Document:
=-=-=-=-=

Submitted by twovests in technology (edited by a moderator )

I had a pretty wildly abusive person in my life who performed a lot of physical, mental, and sexual abuse on me when I was a kid. I am no-contact with her, including read receipts.

But I don't keep her blocked, as she's sent me threats through texts before, telling me she's going to come to my house or tell my employers I'm a hacker or that she knows where I live, etc. I want to have access to those in case I need to action on them, or in case they're useful in a legal context.

I enabled iMessage, despite hating iMessage being a profitable tool of class warfare and a being a sluggish piece of horseshit. But (1) it has a better security stance than SMS and I'd rather someone message me with it than SMS, but also (2) some businesses use it for arbitration opt out clauses and those are easier than sending physical letters.

Here's the bad thing: Apple's iMessage has, apparently, started sending read receipts to some people. I have read receipts disabled, and individually as well. This abusive person has gotten a read receipt and is going ham with it.

This is such a basic, crucial feature to get right. If read receipts are disabled, then read receipts should never be sent. I'm angry and I feel sick. I've never been burned like this by a piece of open source software.

Sure enough, I search this up, and plenty of other people are having the same problem.

=-=-=-=-=

Problem set:
1. Please copy the stored data from the start through the line containing "area-series-3 (97, 251, 1505, 380)", changing "x-tick-label" to "x-axis-tick" and leaving everything else unchanged.
2. Continue the post about iMessage read receipts from where it stops.

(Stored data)
=-=-=-=-=

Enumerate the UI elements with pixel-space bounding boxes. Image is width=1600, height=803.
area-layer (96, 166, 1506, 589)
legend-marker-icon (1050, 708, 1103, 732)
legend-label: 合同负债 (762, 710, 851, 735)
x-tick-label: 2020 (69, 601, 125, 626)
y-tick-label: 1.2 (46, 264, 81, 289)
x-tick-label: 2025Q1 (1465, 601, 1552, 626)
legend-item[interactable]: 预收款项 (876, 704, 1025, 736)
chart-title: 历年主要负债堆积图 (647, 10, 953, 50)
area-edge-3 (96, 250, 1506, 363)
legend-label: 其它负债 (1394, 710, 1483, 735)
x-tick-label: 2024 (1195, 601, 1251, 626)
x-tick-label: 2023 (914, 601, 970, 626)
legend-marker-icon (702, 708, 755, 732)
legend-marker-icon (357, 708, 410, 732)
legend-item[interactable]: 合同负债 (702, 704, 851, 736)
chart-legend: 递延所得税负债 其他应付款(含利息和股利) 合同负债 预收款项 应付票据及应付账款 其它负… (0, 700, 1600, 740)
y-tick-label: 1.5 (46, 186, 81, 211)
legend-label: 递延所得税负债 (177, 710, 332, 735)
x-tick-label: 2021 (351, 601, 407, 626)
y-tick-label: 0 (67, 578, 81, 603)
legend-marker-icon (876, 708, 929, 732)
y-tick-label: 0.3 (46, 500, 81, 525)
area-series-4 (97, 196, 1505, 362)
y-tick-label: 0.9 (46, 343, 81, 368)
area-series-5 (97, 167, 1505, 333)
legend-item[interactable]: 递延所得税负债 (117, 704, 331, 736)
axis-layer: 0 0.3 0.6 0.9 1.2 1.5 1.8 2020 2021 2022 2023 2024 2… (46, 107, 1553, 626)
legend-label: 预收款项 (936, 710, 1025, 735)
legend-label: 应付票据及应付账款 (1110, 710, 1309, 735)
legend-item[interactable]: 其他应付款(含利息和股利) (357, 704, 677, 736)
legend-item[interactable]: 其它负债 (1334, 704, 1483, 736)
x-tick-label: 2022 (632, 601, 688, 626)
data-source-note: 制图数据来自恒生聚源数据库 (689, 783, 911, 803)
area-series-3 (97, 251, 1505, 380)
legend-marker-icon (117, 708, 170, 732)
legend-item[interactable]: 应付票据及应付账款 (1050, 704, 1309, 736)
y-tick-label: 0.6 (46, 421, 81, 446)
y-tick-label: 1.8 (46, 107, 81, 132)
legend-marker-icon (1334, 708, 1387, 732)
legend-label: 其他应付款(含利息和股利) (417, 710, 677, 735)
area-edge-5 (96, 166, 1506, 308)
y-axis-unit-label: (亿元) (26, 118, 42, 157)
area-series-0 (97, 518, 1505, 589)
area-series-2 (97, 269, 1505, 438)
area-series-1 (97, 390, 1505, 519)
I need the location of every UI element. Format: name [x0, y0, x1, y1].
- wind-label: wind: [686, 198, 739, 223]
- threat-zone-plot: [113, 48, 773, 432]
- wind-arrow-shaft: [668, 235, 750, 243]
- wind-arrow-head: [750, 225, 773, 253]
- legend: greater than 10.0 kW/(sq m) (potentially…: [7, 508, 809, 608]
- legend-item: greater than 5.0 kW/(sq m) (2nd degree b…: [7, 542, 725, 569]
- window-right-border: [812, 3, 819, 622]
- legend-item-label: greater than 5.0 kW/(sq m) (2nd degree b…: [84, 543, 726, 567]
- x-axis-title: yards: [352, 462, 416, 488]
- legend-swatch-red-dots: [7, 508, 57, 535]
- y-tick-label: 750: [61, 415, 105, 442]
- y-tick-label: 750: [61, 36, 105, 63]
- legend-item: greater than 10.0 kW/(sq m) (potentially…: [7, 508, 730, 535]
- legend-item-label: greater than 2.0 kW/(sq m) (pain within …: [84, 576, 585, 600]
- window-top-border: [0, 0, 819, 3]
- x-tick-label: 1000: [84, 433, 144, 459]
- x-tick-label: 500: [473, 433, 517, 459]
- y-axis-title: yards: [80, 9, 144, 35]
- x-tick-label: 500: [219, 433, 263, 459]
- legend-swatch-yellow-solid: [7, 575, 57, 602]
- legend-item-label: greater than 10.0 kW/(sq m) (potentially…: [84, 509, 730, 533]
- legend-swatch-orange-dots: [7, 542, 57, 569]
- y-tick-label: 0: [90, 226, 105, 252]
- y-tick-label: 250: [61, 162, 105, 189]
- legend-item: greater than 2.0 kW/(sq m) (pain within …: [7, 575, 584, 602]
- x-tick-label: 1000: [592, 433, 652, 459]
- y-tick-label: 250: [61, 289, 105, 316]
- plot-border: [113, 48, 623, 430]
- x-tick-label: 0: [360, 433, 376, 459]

=-=-=-=-=

Task-by-task results:
1.
Enumerate the UI elements with pixel-space bounding boxes. Image is width=1600, height=803.
area-layer (96, 166, 1506, 589)
legend-marker-icon (1050, 708, 1103, 732)
legend-label: 合同负债 (762, 710, 851, 735)
x-axis-tick: 2020 (69, 601, 125, 626)
y-tick-label: 1.2 (46, 264, 81, 289)
x-axis-tick: 2025Q1 (1465, 601, 1552, 626)
legend-item[interactable]: 预收款项 (876, 704, 1025, 736)
chart-title: 历年主要负债堆积图 (647, 10, 953, 50)
area-edge-3 (96, 250, 1506, 363)
legend-label: 其它负债 (1394, 710, 1483, 735)
x-axis-tick: 2024 (1195, 601, 1251, 626)
x-axis-tick: 2023 (914, 601, 970, 626)
legend-marker-icon (702, 708, 755, 732)
legend-marker-icon (357, 708, 410, 732)
legend-item[interactable]: 合同负债 (702, 704, 851, 736)
chart-legend: 递延所得税负债 其他应付款(含利息和股利) 合同负债 预收款项 应付票据及应付账款 其它负… (0, 700, 1600, 740)
y-tick-label: 1.5 (46, 186, 81, 211)
legend-label: 递延所得税负债 (177, 710, 332, 735)
x-axis-tick: 2021 (351, 601, 407, 626)
y-tick-label: 0 (67, 578, 81, 603)
legend-marker-icon (876, 708, 929, 732)
y-tick-label: 0.3 (46, 500, 81, 525)
area-series-4 (97, 196, 1505, 362)
y-tick-label: 0.9 (46, 343, 81, 368)
area-series-5 (97, 167, 1505, 333)
legend-item[interactable]: 递延所得税负债 (117, 704, 331, 736)
axis-layer: 0 0.3 0.6 0.9 1.2 1.5 1.8 2020 2021 2022 2023 2024 2… (46, 107, 1553, 626)
legend-label: 预收款项 (936, 710, 1025, 735)
legend-label: 应付票据及应付账款 (1110, 710, 1309, 735)
legend-item[interactable]: 其他应付款(含利息和股利) (357, 704, 677, 736)
legend-item[interactable]: 其它负债 (1334, 704, 1483, 736)
x-axis-tick: 2022 (632, 601, 688, 626)
data-source-note: 制图数据来自恒生聚源数据库 (689, 783, 911, 803)
area-series-3 (97, 251, 1505, 380)

2.
Even worse, some time after I had it disabled, Apple has reenabled Name and Photo sharing with contacts. This is kind of mind blowing. Why would Apple override this setting having had been disabled? That's absolutely insane, right?

Another bug I'm uncovering as I write this is, if you remove sharing your photo and name, it seems simply not to work when you try to change it. It seems to be an untested workflow-- Apple has never considered that anyone would ever have that disabled. I've ran into a number of broken workflows with iCloud disabled but this one is so stupid.

What the fuck, Apple? These are things that should never happen under any circumstances.

9

Comments

You must log in or register to comment.

devtesla admin wrote

Absolutely gutted that this happened to you. That said, as a admin I removed a paragraph that could get us in trouble.

It's very clear from what's happened with AirTags that Apple has a huge problem with not understanding how people known to someone could use their tech to harm them, and they need to learn this yesterday.

6

twovests OP wrote

AirTags make me so mad. A friend of mine found an AirTag in a car they'd bought, neither they nor the previous owner put it there, was very freaky and deeply unsettling. The police seemed suspicious of what we were doing in the otherwise-empty parking lot we went to.

4

emma wrote

I've never been burned like this by a piece of open source software.

i have. irssi just silently sets your irc name to your os account name, so i ended up having weirdos come to my house when i was 14 or 15.

also element used to set your public key name to your device name, which conveniently apple sets by default to your account name + "'s iThingy", so a lot of people in my circles got a nasty surprise.

2

twovests OP wrote

WOW those are incredibly bad software decisions. They came to your house??!? Is that a literal statement? That's like, software worst case scenario extraordinaire.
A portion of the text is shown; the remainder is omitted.